* _Complete the following_:
1 > Answer these from the wayside cross listing:
(a) On what date was the monument scheduled?
(b) From what material is the cross carved?
(c) Who erected the cross in its present position in 1893?
2 > From the wayside cross listing, copy the passage between "This wayside cross" and "attached map extract.", inclusive.
═══ Page extract ═══
Longitude: -4.5536 / 4°33'13"W

OS Eastings: 219517.102723

OS Northings: 84942.455934

OS Grid: SX195849

Mapcode National: GBR NB.964S

Mapcode Global: FRA 17BD.CSG

Entry Name: Wayside cross 660m north of Basil Farm

Scheduled Date: 22 March 1932

Last Amended: 19 March 1998

Source: Historic England

Source ID: 1018003

English Heritage Legacy ID: 30440

County: Cornwall

Civil Parish: St. Clether

Traditional County: Cornwall

Lieutenancy Area (Ceremonial County): Cornwall

Church of England Parish: St Clether

Church of England Diocese: Truro


The monument includes a medieval wayside cross situated beside the River Inney
to the north of Basil Farm.
The wayside cross survives as an upright shaft with a round, `wheel' head. The
cross is unusually carved from slate, and is the only known example of a slate
cross in Cornwall. The overall height of the monument is 1.73m. The principal
faces are orientated north east-south west. The head is 0.51m wide, and the
north east face is decorated with a relief equal limbed cross, the upper limb
having been eroded away. The south west face is plain. At the neck are two
rounded projections, one on either side of the shaft. The shaft measures 0.41m
wide at the base, tapering to 0.35m at the neck, and is 0.16m thick.
This wayside cross which is Listed Grade II, is located on a level area of
land close to the River Inney. It was erected in this position in 1893 by the
then landowner, Mr. Venning of Basil. Prior to its re-erection, the cross had
been built into a rough stone wall on the river bank, close to Tarret Bridge.
It is believed that the cross is probably close to its original location, and
that it marked the route to St Clether Church via the holy well and chapel. It
may also have marked a safe fording place across the River Inney.

The site of the monument is shown on the attached map extract.
It includes a 2 metre boundary around the archaeological features,
considered to be essential for the monument's support and preservation.

Source: Historic England

Reasons for Scheduling

Wayside crosses are one of several types of Christian cross erected during the
medieval period, mostly from the 9th to 15th centuries AD. In addition to
serving the function of reiterating and reinforcing the Christian faith
amongst those who passed the cross and of reassuring the traveller, wayside
crosses often fulfilled a role as waymarkers, especially in difficult and
otherwise unmarked terrain. The crosses might be on regularly used routes
linking ordinary settlements or on routes having a more specifically religious
function, including those providing access to religious sites for parishioners
and funeral processions, or marking long-distance routes frequented on
Over 350 wayside crosses are known nationally, concentrated in south west
England throughout Cornwall and on Dartmoor where they form the commonest type
of stone cross. A small group also occurs on the North York Moors. Relatively
few examples have been recorded elsewhere and these are generally confined to
remote moorland locations.
═══ Extracted material ═══
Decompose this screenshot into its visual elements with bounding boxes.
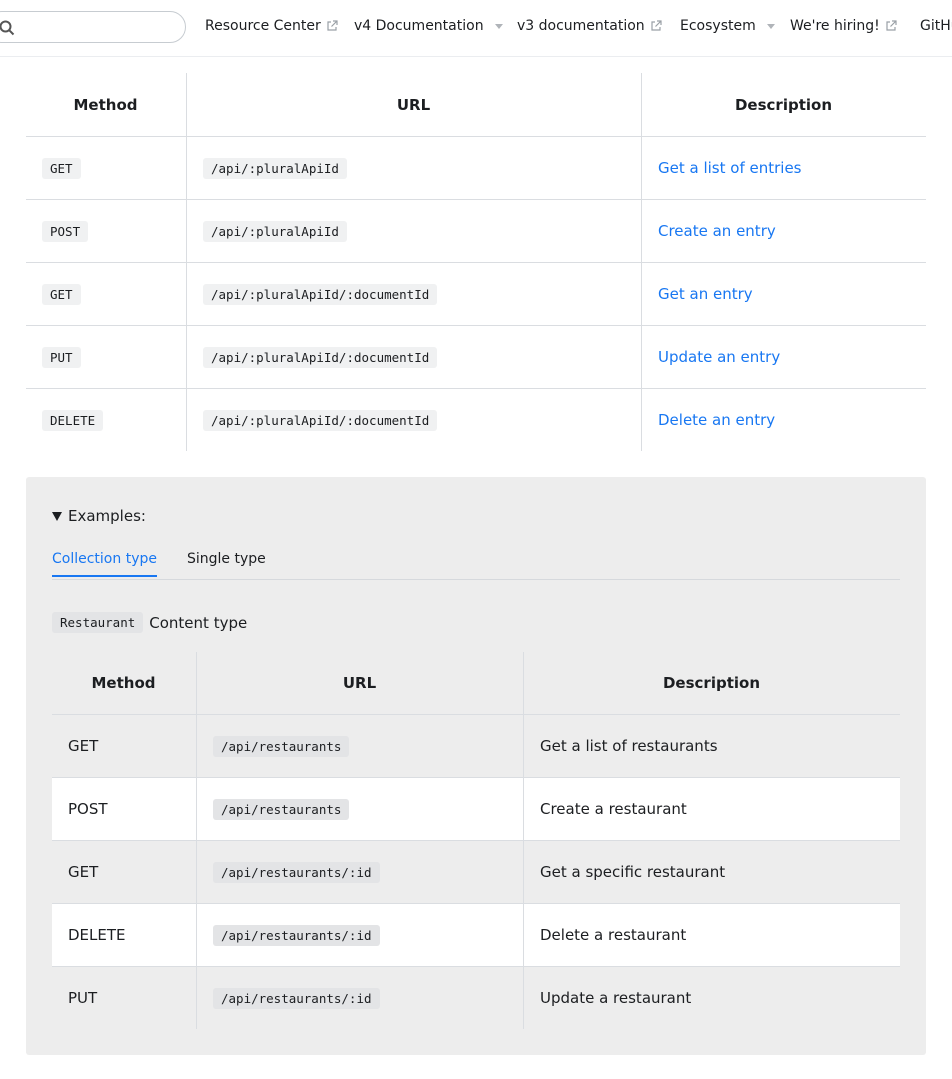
═══
═══ Extracted material ═══
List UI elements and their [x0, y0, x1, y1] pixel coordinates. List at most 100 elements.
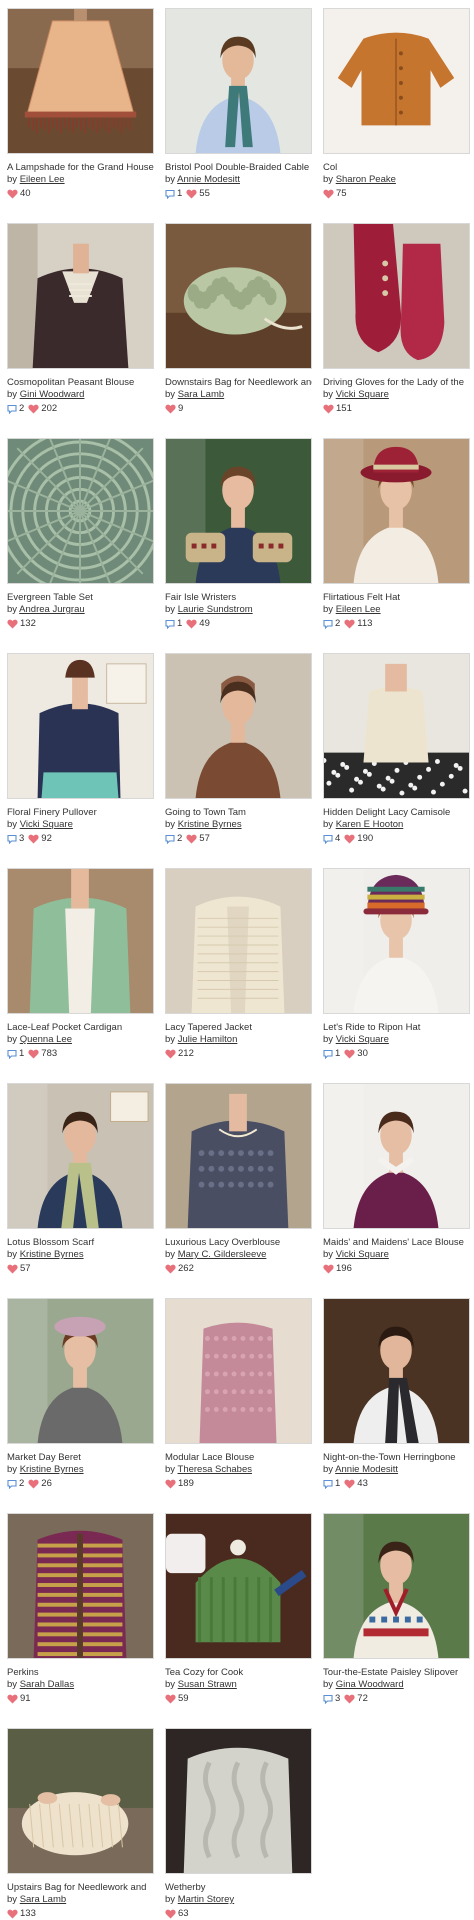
═══
* _Answers to each task_:
1 >
(a) 22 March 1932
(b) Slate
(c) Mr. Venning of Basil, the landowner at the time

2 >
This wayside cross which is Listed Grade II, is located on a level area of
land close to the River Inney. It was erected in this position in 1893 by the
then landowner, Mr. Venning of Basil. Prior to its re-erection, the cross had
been built into a rough stone wall on the river bank, close to Tarret Bridge.
It is believed that the cross is probably close to its original location, and
that it marked the route to St Clether Church via the holy well and chapel. It
may also have marked a safe fording place across the River Inney.

The site of the monument is shown on the attached map extract.